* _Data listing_
====
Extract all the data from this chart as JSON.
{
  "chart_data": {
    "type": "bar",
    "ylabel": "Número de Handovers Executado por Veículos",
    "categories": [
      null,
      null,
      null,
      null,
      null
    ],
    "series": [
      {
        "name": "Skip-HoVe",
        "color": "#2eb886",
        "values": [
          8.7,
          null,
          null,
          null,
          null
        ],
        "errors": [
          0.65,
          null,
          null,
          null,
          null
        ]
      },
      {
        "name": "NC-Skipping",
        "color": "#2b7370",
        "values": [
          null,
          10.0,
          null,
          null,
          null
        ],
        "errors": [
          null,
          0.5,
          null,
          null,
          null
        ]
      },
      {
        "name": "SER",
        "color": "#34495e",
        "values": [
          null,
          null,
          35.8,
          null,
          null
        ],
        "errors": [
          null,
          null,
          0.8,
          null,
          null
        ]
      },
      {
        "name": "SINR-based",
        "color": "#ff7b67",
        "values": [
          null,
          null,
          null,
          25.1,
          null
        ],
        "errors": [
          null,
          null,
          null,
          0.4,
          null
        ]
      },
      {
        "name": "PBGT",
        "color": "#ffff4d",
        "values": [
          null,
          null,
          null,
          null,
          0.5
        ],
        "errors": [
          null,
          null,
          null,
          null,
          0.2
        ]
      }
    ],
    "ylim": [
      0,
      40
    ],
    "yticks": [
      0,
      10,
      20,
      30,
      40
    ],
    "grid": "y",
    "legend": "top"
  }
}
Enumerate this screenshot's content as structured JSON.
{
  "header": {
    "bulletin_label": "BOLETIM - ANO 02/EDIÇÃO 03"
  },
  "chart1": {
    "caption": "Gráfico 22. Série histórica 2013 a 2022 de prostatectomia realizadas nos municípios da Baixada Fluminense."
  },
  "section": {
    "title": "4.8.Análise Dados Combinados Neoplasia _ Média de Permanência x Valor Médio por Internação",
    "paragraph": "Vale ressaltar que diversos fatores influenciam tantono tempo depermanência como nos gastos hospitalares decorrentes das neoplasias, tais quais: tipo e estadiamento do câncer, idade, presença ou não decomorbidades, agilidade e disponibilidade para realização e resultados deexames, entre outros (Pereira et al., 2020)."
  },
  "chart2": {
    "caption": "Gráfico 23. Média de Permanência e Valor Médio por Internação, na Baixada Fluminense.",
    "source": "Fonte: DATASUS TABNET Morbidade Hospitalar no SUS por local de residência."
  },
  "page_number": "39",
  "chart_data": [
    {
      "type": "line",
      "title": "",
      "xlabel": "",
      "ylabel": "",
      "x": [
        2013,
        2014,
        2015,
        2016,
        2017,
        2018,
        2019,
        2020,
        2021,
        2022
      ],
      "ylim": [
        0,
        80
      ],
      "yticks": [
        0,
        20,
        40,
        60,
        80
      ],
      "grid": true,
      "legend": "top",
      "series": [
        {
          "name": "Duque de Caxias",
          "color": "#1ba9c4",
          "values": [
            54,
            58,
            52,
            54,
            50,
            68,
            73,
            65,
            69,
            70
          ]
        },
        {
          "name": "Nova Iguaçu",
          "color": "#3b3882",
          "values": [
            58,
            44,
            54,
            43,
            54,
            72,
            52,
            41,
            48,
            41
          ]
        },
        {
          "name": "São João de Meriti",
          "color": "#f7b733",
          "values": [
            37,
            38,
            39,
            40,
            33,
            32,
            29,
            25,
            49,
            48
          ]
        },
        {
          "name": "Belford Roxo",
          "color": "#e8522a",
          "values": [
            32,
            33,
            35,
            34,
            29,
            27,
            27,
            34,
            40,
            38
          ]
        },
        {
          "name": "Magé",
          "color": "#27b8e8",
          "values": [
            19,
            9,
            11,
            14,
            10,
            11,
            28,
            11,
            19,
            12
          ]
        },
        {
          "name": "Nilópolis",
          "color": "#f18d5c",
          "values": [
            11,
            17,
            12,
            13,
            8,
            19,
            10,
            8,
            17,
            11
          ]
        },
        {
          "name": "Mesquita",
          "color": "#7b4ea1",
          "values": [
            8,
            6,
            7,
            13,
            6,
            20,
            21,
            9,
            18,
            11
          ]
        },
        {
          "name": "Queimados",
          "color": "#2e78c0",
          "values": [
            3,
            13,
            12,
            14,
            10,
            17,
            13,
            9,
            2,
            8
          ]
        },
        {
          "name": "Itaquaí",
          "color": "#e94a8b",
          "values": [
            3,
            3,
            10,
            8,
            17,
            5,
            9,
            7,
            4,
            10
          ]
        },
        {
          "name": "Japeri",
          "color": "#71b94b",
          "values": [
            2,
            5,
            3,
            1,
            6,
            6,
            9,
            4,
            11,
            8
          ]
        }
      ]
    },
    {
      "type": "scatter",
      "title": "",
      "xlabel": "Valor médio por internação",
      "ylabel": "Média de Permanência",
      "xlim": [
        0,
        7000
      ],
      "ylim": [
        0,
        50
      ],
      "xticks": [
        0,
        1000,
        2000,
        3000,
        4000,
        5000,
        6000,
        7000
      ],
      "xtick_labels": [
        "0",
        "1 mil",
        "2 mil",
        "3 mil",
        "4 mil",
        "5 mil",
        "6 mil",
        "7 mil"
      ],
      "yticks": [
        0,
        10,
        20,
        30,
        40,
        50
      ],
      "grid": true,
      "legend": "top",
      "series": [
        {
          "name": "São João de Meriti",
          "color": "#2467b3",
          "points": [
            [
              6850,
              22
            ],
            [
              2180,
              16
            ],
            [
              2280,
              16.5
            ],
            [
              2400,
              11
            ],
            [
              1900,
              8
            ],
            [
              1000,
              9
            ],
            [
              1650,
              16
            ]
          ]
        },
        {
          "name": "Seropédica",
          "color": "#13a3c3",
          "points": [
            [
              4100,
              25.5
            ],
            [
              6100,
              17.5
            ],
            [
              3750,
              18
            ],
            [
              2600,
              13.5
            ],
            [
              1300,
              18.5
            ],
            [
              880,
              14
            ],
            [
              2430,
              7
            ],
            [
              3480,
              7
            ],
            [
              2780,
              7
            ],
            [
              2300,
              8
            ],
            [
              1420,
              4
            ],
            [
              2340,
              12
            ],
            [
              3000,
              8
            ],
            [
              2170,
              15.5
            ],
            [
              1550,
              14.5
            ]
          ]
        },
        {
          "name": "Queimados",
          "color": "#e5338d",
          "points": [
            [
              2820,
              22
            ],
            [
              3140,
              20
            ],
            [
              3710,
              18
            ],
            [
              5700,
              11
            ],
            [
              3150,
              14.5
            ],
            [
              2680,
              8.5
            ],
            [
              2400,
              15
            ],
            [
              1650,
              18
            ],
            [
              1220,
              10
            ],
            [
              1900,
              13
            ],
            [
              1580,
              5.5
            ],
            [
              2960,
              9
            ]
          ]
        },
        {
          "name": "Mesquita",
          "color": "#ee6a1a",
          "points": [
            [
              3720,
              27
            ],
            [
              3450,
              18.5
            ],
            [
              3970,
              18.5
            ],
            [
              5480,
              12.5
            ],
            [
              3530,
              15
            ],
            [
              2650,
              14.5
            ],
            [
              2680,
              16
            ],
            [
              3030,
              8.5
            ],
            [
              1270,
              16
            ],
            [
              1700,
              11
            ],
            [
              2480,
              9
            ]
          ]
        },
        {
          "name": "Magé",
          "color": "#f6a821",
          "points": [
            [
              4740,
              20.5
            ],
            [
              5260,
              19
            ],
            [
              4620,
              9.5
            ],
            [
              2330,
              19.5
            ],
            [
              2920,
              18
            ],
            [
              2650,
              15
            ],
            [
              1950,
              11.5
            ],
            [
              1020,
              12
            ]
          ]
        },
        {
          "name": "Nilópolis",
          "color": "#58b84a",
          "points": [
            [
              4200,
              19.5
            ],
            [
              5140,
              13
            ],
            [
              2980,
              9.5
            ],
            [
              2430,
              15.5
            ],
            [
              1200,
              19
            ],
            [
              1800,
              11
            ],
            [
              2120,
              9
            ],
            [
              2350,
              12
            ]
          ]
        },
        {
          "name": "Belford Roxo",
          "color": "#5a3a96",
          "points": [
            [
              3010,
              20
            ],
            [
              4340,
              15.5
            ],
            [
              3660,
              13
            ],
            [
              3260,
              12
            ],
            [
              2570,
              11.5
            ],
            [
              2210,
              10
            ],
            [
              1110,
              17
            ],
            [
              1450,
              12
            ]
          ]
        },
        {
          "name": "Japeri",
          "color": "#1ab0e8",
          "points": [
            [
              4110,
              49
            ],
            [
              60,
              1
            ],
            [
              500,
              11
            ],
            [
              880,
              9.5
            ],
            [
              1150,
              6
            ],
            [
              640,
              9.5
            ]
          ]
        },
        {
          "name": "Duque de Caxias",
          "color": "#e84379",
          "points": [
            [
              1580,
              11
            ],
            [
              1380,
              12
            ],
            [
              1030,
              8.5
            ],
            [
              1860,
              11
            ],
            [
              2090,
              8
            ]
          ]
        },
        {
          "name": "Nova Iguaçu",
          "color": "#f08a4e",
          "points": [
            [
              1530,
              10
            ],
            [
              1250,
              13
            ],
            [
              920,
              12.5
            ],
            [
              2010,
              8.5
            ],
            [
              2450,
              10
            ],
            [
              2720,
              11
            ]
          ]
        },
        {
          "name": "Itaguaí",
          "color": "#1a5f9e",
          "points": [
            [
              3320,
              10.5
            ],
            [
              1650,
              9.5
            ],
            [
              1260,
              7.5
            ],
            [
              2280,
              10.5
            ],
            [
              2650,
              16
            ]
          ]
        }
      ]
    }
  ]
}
====
* _Task requirements_
Report each line of the material above where the word "Valor" appears.

* _Complete output_
    "title": "4.8.Análise Dados Combinados Neoplasia _ Média de Permanência x Valor Médio por Internação",
    "caption": "Gráfico 23. Média de Permanência e Valor Médio por Internação, na Baixada Fluminense.",
      "xlabel": "Valor médio por internação",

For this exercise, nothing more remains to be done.